==== Exercise material

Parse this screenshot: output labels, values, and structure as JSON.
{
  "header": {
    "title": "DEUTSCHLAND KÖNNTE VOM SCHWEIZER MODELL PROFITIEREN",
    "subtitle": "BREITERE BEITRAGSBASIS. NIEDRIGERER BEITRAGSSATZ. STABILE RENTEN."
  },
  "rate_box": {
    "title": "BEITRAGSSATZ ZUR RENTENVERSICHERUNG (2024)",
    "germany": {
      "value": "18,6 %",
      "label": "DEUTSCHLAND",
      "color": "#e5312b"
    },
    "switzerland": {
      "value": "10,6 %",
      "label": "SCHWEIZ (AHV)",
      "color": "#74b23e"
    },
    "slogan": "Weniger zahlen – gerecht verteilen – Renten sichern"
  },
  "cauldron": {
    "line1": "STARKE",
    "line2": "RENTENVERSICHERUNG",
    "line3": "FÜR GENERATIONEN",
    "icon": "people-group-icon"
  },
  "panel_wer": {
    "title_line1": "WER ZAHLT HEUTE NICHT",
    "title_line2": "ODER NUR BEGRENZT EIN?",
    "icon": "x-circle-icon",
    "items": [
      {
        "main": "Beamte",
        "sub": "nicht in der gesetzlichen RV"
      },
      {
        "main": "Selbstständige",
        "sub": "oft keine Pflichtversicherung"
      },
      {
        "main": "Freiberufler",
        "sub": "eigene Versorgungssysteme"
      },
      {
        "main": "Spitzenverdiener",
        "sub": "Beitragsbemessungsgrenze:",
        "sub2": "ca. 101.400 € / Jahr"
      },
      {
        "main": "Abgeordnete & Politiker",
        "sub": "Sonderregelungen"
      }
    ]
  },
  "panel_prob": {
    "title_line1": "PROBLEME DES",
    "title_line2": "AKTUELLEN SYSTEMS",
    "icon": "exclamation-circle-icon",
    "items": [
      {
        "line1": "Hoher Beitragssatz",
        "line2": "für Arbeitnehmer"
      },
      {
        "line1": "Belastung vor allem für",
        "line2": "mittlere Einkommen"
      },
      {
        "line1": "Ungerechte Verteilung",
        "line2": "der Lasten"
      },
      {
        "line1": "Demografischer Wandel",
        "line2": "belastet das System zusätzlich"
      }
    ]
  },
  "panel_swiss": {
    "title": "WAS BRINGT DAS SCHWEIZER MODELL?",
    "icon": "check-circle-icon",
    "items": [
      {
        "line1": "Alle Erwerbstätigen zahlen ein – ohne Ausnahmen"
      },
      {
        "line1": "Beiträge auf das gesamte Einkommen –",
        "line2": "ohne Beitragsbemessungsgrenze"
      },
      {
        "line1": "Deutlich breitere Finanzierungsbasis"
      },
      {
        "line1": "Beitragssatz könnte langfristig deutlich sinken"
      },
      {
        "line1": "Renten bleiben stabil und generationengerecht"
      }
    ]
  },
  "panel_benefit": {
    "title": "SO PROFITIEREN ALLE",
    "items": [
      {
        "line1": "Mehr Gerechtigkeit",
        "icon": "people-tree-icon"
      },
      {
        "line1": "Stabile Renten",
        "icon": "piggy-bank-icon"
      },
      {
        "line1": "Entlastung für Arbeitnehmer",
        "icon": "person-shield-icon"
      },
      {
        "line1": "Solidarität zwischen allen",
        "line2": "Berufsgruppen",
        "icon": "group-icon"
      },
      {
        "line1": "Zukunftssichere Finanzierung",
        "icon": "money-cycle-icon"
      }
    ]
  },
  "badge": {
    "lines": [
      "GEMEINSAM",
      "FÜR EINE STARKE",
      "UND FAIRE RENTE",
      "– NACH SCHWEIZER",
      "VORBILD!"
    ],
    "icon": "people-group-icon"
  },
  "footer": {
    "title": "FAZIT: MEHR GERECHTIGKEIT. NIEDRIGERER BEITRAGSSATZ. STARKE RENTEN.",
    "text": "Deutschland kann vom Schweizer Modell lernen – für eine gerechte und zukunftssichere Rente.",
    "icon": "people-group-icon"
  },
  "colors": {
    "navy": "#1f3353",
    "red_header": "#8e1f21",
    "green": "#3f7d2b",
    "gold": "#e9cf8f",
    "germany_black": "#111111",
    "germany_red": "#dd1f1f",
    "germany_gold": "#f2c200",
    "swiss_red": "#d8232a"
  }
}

========

*Required task:*
What is the number of lines above that hold the string "RENTENVERSICHERUNG"? Answer with that number alone.

*Solution to the problem:*
2